It is possible to find work that is life-enhancing and broadens our horizons.
Their experiences reflect the emergence of two new afflictions in the modern workplace, both unprecedented in history: a plague of job dissatisfaction, and a related epidemic of uncertainty about how to choose the right career. Never have so many people felt so unfulfilled in their career roles, and been so unsure what to do about it. Most surveys in the West reveal that at least half the workforce are unhappy in their jobs. One cross-European study showed that
60 per cent of workers would choose a different career if they could start again. In the United States, job satisfaction is at its lowest level – 45 per cent – since record-keeping began over two decades ago.2 Added to this is the death of the ‘job for life’, now a quaint relic of the twentieth century. In its place is a world of short-term contracts, temping, and nomadic career wanderings, where the average job lasts only four years, forcing us to make more and more choices, often against our wishes.3 Choosing a career is no longer just a decision we make – often frighteningly uninformed – as a spotty teenager or wide-eyed twenty-something. It has become a dilemma we will face repeatedly throughout our working lives.
The yearning for a fulfilling career may have begun to permeate our expectations, but is it really possible to find a job in which we can thrive and feel fully alive? Is it not a utopian ideal reserved for the privileged few who can afford fancy education, who have the financial means to risk opening a baby-yoga cafe, or who have the social connections required to win the coveted prize of a job they love?
There are two broad ways of thinking about these questions. The first is the ‘grin and bear it’ approach. This is the view that we should get our expectations under control and recognize that work, for the vast majority of humanity – including ourselves – is mostly drudgery and always will be. Forget the heady dream of fulfilment and remember Mark Twain’s maxim, ‘Work is a necessary evil to be avoided.’ From the forced labour used to build the pyramids through to the soulless McJobs of the twenty-first-century service sector, the story of work has been one of hardship and tedium. This history is captured in the word itself. The Russian for work, robota, comes from the word for slave, rab. The Latin labor means drudgery or toil, while the French travail derives from the tripalium, an ancient Roman instrument of torture made of three sticks.4 We might therefore adopt the early Christian view that work is a curse, a punishment for the sins of the Garden of Eden, when God condemned us to getting our daily bread by the sweat of our brows. If the Bible isn’t to your spiritual taste, try Buddhism, which upholds the belief that all life is suffering.
‘Anguish,’ writes the Buddhist thinker Stephen Batchelor, ‘emerges from craving for life to be other than it is.’5 The message of the ‘grin and bear it’ school of thought is that we need to accept the inevitable and put up with whatever job we can get, as long as it meets our financial needs and leaves us enough time to pursue our ‘real life’ outside office hours. The best way to protect ourselves from all the optimistic pundits pedalling fulfilment is to develop a hardy philosophy of acceptance, even resignation, and not set our hearts on finding a meaningful career.

(Extracted data entries)
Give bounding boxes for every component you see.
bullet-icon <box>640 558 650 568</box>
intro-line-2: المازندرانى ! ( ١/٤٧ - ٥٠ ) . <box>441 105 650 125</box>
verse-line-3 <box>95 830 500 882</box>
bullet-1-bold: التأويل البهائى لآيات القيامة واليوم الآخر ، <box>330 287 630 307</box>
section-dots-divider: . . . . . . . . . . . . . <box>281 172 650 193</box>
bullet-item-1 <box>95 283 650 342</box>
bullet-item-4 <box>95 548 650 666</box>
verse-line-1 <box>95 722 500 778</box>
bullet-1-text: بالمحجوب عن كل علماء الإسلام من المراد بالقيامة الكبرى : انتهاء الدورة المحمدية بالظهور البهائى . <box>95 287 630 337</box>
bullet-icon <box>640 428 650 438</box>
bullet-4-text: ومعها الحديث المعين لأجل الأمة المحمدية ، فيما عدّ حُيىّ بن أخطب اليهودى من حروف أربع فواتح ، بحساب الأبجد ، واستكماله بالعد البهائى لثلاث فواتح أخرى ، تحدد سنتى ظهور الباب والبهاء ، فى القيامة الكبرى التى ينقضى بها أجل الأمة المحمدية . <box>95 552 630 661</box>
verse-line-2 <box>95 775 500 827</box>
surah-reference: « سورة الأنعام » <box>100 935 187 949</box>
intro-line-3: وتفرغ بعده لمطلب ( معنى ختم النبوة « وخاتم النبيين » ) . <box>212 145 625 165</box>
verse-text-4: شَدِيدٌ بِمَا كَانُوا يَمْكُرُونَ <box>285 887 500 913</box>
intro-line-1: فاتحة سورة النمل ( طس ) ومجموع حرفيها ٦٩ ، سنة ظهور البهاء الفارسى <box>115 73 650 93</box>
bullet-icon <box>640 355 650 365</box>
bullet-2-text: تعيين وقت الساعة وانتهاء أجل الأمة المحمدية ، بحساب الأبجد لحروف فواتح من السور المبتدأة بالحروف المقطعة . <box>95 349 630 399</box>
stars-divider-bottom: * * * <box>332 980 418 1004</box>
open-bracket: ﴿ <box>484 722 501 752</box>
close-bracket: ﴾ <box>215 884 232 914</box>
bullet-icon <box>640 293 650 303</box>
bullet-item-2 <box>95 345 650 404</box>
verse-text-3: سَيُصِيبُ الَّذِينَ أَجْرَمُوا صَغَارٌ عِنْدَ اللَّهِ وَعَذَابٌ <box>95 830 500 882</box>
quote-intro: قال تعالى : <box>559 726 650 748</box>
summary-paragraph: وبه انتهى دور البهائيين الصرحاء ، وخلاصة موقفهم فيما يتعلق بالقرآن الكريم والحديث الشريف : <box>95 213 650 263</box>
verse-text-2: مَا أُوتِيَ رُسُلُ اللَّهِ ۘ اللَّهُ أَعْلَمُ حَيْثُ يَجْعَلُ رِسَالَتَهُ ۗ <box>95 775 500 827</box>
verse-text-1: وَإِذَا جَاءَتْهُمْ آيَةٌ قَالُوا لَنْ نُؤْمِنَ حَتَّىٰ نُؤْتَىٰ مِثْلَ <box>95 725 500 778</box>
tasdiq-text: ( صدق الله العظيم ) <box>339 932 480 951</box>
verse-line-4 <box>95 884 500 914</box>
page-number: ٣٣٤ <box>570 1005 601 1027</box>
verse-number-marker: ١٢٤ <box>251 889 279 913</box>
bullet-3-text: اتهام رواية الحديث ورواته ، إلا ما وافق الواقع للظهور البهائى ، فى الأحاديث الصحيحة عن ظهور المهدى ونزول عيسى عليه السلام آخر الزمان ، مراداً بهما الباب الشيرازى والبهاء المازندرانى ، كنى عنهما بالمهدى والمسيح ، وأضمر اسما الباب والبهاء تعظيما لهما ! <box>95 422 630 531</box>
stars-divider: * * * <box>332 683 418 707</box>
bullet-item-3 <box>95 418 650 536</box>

> EXERCISE TASK A: Write out the passage on job satisfaction word for word, beginning at the words "The yearning for" and stopping after "job they love?".
> EXERCISE TASK B: Render this sentence from the passage on job satisfaction into Spanish: "There are two broad ways of thinking about these questions."
> EXERCISE TASK C:
Answer these from the passage on job satisfaction:
(i) In the cross-European study, what share of workers would choose a different career if they could start again?
(ii) How long does the average job last?
(iii) Which Latin word means drudgery or toil?
The rows play no part in this work.

> FINAL RESULT A:
The yearning for a fulfilling career may have begun to permeate our expectations, but is it really possible to find a job in which we can thrive and feel fully alive? Is it not a utopian ideal reserved for the privileged few who can afford fancy education, who have the financial means to risk opening a baby-yoga cafe, or who have the social connections required to win the coveted prize of a job they love?

> FINAL RESULT B: Hay dos formas generales de pensar sobre estas cuestiones.

> FINAL RESULT C:
(i) 60 per cent
(ii) Only four years
(iii) Labor